* Data records
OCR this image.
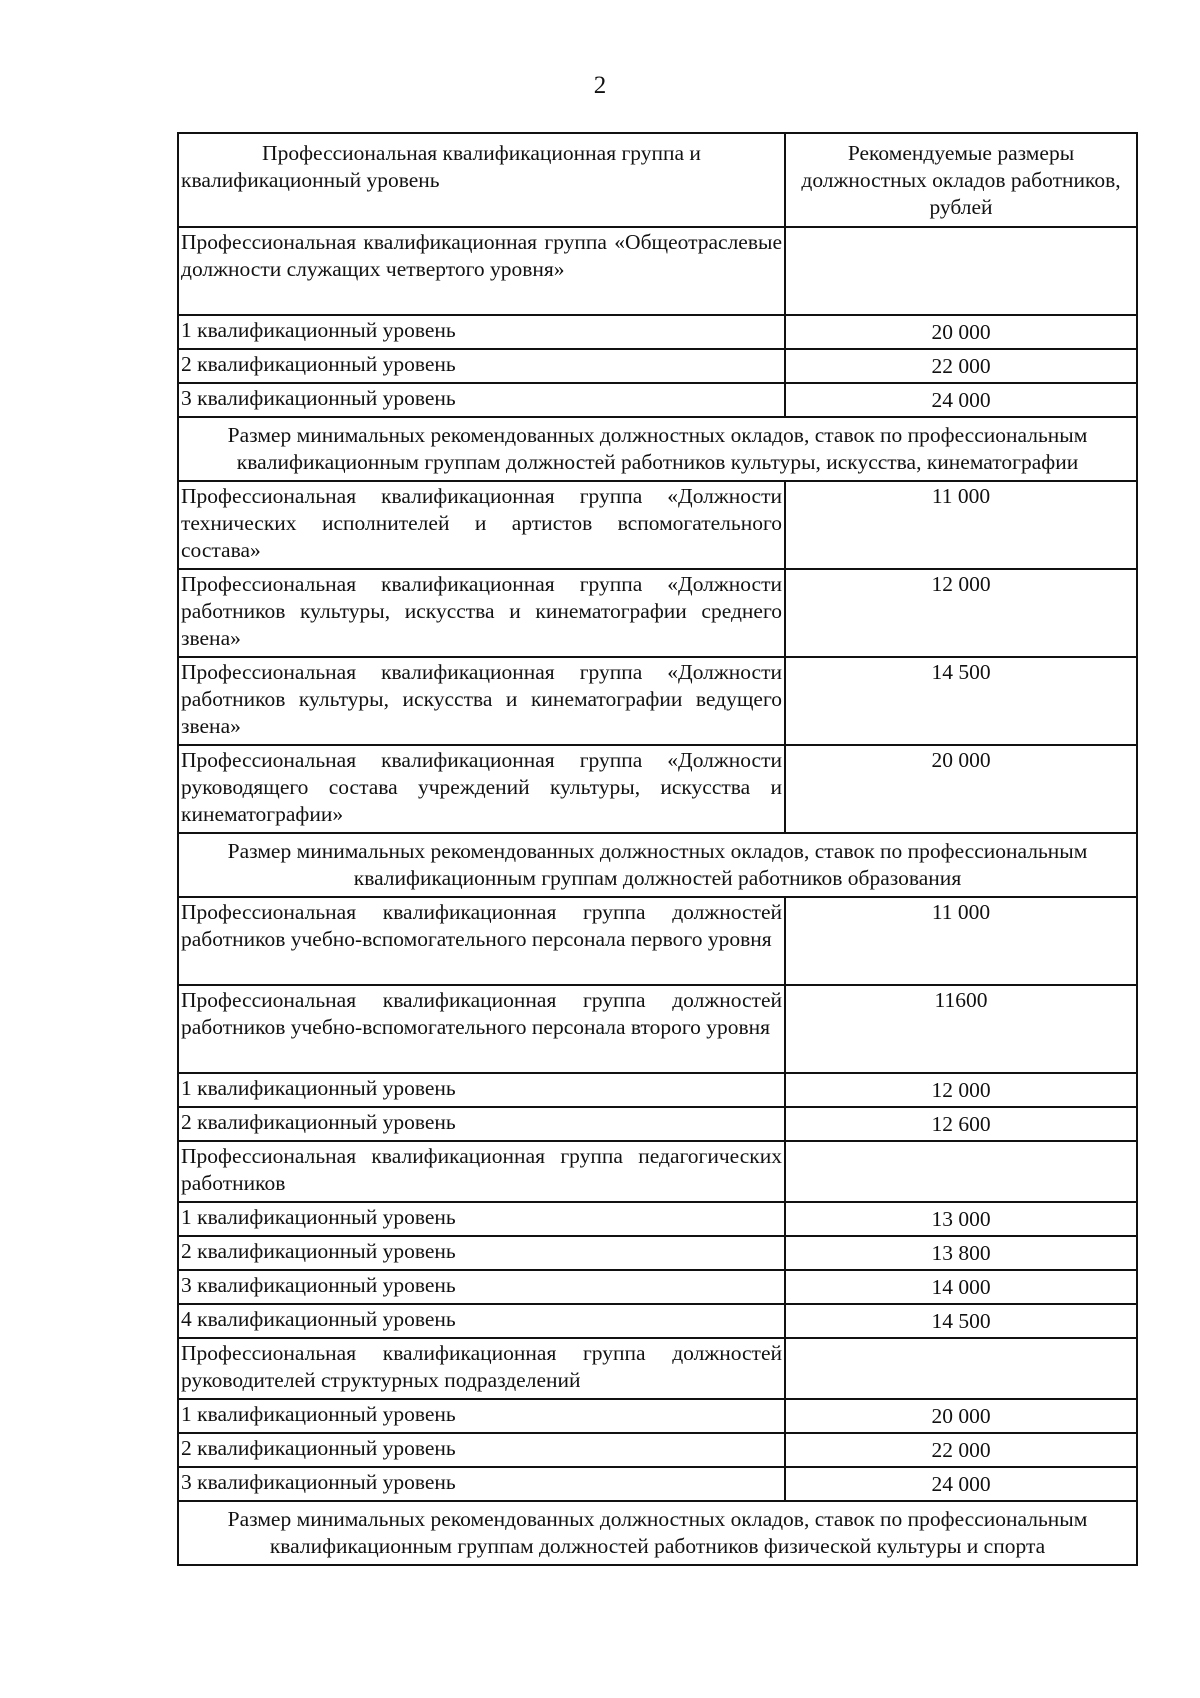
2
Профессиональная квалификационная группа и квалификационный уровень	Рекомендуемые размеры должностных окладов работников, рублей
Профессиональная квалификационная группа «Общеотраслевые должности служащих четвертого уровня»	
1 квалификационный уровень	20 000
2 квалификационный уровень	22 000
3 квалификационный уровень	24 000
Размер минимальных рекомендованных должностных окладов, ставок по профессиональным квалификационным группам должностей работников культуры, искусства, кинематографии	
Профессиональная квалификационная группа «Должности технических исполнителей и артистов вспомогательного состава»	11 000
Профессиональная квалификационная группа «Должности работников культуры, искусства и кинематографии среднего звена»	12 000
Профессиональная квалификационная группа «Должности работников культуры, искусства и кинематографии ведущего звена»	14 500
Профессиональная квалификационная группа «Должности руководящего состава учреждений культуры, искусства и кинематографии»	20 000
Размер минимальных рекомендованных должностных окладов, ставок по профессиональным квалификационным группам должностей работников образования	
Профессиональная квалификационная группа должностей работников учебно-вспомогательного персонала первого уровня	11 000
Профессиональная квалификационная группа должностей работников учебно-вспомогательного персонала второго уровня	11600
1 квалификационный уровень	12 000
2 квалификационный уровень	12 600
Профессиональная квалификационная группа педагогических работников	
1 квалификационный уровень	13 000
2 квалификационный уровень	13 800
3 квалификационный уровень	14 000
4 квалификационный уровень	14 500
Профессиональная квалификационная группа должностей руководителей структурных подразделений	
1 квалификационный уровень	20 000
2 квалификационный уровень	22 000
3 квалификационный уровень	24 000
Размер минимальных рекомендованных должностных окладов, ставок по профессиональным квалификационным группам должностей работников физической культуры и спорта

* Exercise objective
Each line in the records above should be reproduced exactly; images are not copied.

* Solution to the exercise
OCR this image.
2
Профессиональная квалификационная группа и квалификационный уровень	Рекомендуемые размеры должностных окладов работников, рублей
Профессиональная квалификационная группа «Общеотраслевые должности служащих четвертого уровня»	
1 квалификационный уровень	20 000
2 квалификационный уровень	22 000
3 квалификационный уровень	24 000
Размер минимальных рекомендованных должностных окладов, ставок по профессиональным квалификационным группам должностей работников культуры, искусства, кинематографии	
Профессиональная квалификационная группа «Должности технических исполнителей и артистов вспомогательного состава»	11 000
Профессиональная квалификационная группа «Должности работников культуры, искусства и кинематографии среднего звена»	12 000
Профессиональная квалификационная группа «Должности работников культуры, искусства и кинематографии ведущего звена»	14 500
Профессиональная квалификационная группа «Должности руководящего состава учреждений культуры, искусства и кинематографии»	20 000
Размер минимальных рекомендованных должностных окладов, ставок по профессиональным квалификационным группам должностей работников образования	
Профессиональная квалификационная группа должностей работников учебно-вспомогательного персонала первого уровня	11 000
Профессиональная квалификационная группа должностей работников учебно-вспомогательного персонала второго уровня	11600
1 квалификационный уровень	12 000
2 квалификационный уровень	12 600
Профессиональная квалификационная группа педагогических работников	
1 квалификационный уровень	13 000
2 квалификационный уровень	13 800
3 квалификационный уровень	14 000
4 квалификационный уровень	14 500
Профессиональная квалификационная группа должностей руководителей структурных подразделений	
1 квалификационный уровень	20 000
2 квалификационный уровень	22 000
3 квалификационный уровень	24 000
Размер минимальных рекомендованных должностных окладов, ставок по профессиональным квалификационным группам должностей работников физической культуры и спорта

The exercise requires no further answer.